*What is being asked*
Transcribe all of the data exactly. Omit the pictures.

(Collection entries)
# # # #

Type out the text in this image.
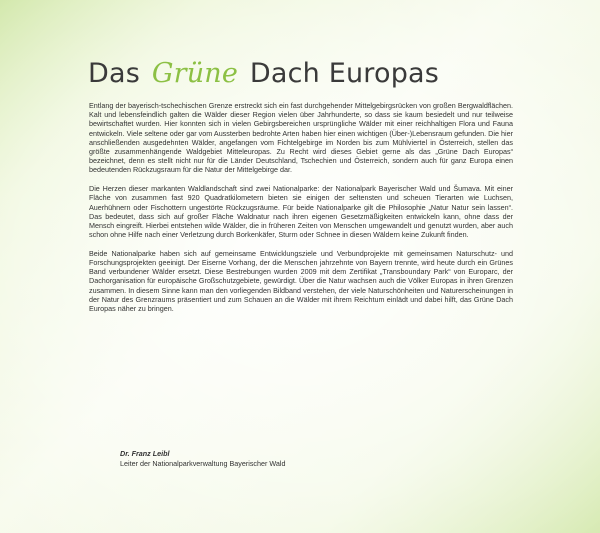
Das Grüne Dach Europas

Entlang der bayerisch-tschechischen Grenze erstreckt sich ein fast durchgehender Mittelgebirgsrücken von großen Bergwaldflächen. Kalt und lebensfeindlich galten die Wälder dieser Region vielen über Jahrhunderte, so dass sie kaum besiedelt und nur teilweise bewirtschaftet wurden. Hier konnten sich in vielen Gebirgsbereichen ursprüngliche Wälder mit einer reichhaltigen Flora und Fauna entwickeln. Viele seltene oder gar vom Aussterben bedrohte Arten haben hier einen wichtigen (Über-)Lebensraum gefunden. Die hier anschließenden ausgedehnten Wälder, angefangen vom Fichtelgebirge im Norden bis zum Mühlviertel in Österreich, stellen das größte zusammenhängende Waldgebiet Mitteleuropas. Zu Recht wird dieses Gebiet gerne als das „Grüne Dach Europas“ bezeichnet, denn es stellt nicht nur für die Länder Deutschland, Tschechien und Österreich, sondern auch für ganz Europa einen bedeutenden Rückzugsraum für die Natur der Mittelgebirge dar.

Die Herzen dieser markanten Waldlandschaft sind zwei Nationalparke: der Nationalpark Bayerischer Wald und Šumava. Mit einer Fläche von zusammen fast 920 Quadratkilometern bieten sie einigen der seltensten und scheuen Tierarten wie Luchsen, Auerhühnern oder Fischottern ungestörte Rückzugsräume. Für beide Nationalparke gilt die Philosophie „Natur Natur sein lassen“. Das bedeutet, dass sich auf großer Fläche Waldnatur nach ihren eigenen Gesetzmäßigkeiten entwickeln kann, ohne dass der Mensch eingreift. Hierbei entstehen wilde Wälder, die in früheren Zeiten von Menschen umgewandelt und genutzt wurden, aber auch schon ohne Hilfe nach einer Verletzung durch Borkenkäfer, Sturm oder Schnee in diesen Wäldern keine Zukunft finden.

Beide Nationalparke haben sich auf gemeinsame Entwicklungsziele und Verbundprojekte mit gemeinsamen Naturschutz- und Forschungsprojekten geeinigt. Der Eiserne Vorhang, der die Menschen jahrzehnte von Bayern trennte, wird heute durch ein Grünes Band verbundener Wälder ersetzt. Diese Bestrebungen wurden 2009 mit dem Zertifikat „Transboundary Park“ von Europarc, der Dachorganisation für europäische Großschutzgebiete, gewürdigt. Über die Natur wachsen auch die Völker Europas in ihren Grenzen zusammen. In diesem Sinne kann man den vorliegenden Bildband verstehen, der viele Naturschönheiten und Naturerscheinungen in der Natur des Grenzraums präsentiert und zum Schauen an die Wälder mit ihrem Reichtum einlädt und dabei hilft, das Grüne Dach Europas näher zu bringen.

Dr. Franz Leibl
Leiter der Nationalparkverwaltung Bayerischer Wald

# # # #

*Completed exercise*
Type out the text in this image.
Das Grüne Dach Europas

Entlang der bayerisch-tschechischen Grenze erstreckt sich ein fast durchgehender Mittelgebirgsrücken von großen Bergwaldflächen. Kalt und lebensfeindlich galten die Wälder dieser Region vielen über Jahrhunderte, so dass sie kaum besiedelt und nur teilweise bewirtschaftet wurden. Hier konnten sich in vielen Gebirgsbereichen ursprüngliche Wälder mit einer reichhaltigen Flora und Fauna entwickeln. Viele seltene oder gar vom Aussterben bedrohte Arten haben hier einen wichtigen (Über-)Lebensraum gefunden. Die hier anschließenden ausgedehnten Wälder, angefangen vom Fichtelgebirge im Norden bis zum Mühlviertel in Österreich, stellen das größte zusammenhängende Waldgebiet Mitteleuropas. Zu Recht wird dieses Gebiet gerne als das „Grüne Dach Europas“ bezeichnet, denn es stellt nicht nur für die Länder Deutschland, Tschechien und Österreich, sondern auch für ganz Europa einen bedeutenden Rückzugsraum für die Natur der Mittelgebirge dar.

Die Herzen dieser markanten Waldlandschaft sind zwei Nationalparke: der Nationalpark Bayerischer Wald und Šumava. Mit einer Fläche von zusammen fast 920 Quadratkilometern bieten sie einigen der seltensten und scheuen Tierarten wie Luchsen, Auerhühnern oder Fischottern ungestörte Rückzugsräume. Für beide Nationalparke gilt die Philosophie „Natur Natur sein lassen“. Das bedeutet, dass sich auf großer Fläche Waldnatur nach ihren eigenen Gesetzmäßigkeiten entwickeln kann, ohne dass der Mensch eingreift. Hierbei entstehen wilde Wälder, die in früheren Zeiten von Menschen umgewandelt und genutzt wurden, aber auch schon ohne Hilfe nach einer Verletzung durch Borkenkäfer, Sturm oder Schnee in diesen Wäldern keine Zukunft finden.

Beide Nationalparke haben sich auf gemeinsame Entwicklungsziele und Verbundprojekte mit gemeinsamen Naturschutz- und Forschungsprojekten geeinigt. Der Eiserne Vorhang, der die Menschen jahrzehnte von Bayern trennte, wird heute durch ein Grünes Band verbundener Wälder ersetzt. Diese Bestrebungen wurden 2009 mit dem Zertifikat „Transboundary Park“ von Europarc, der Dachorganisation für europäische Großschutzgebiete, gewürdigt. Über die Natur wachsen auch die Völker Europas in ihren Grenzen zusammen. In diesem Sinne kann man den vorliegenden Bildband verstehen, der viele Naturschönheiten und Naturerscheinungen in der Natur des Grenzraums präsentiert und zum Schauen an die Wälder mit ihrem Reichtum einlädt und dabei hilft, das Grüne Dach Europas näher zu bringen.

Dr. Franz Leibl
Leiter der Nationalparkverwaltung Bayerischer Wald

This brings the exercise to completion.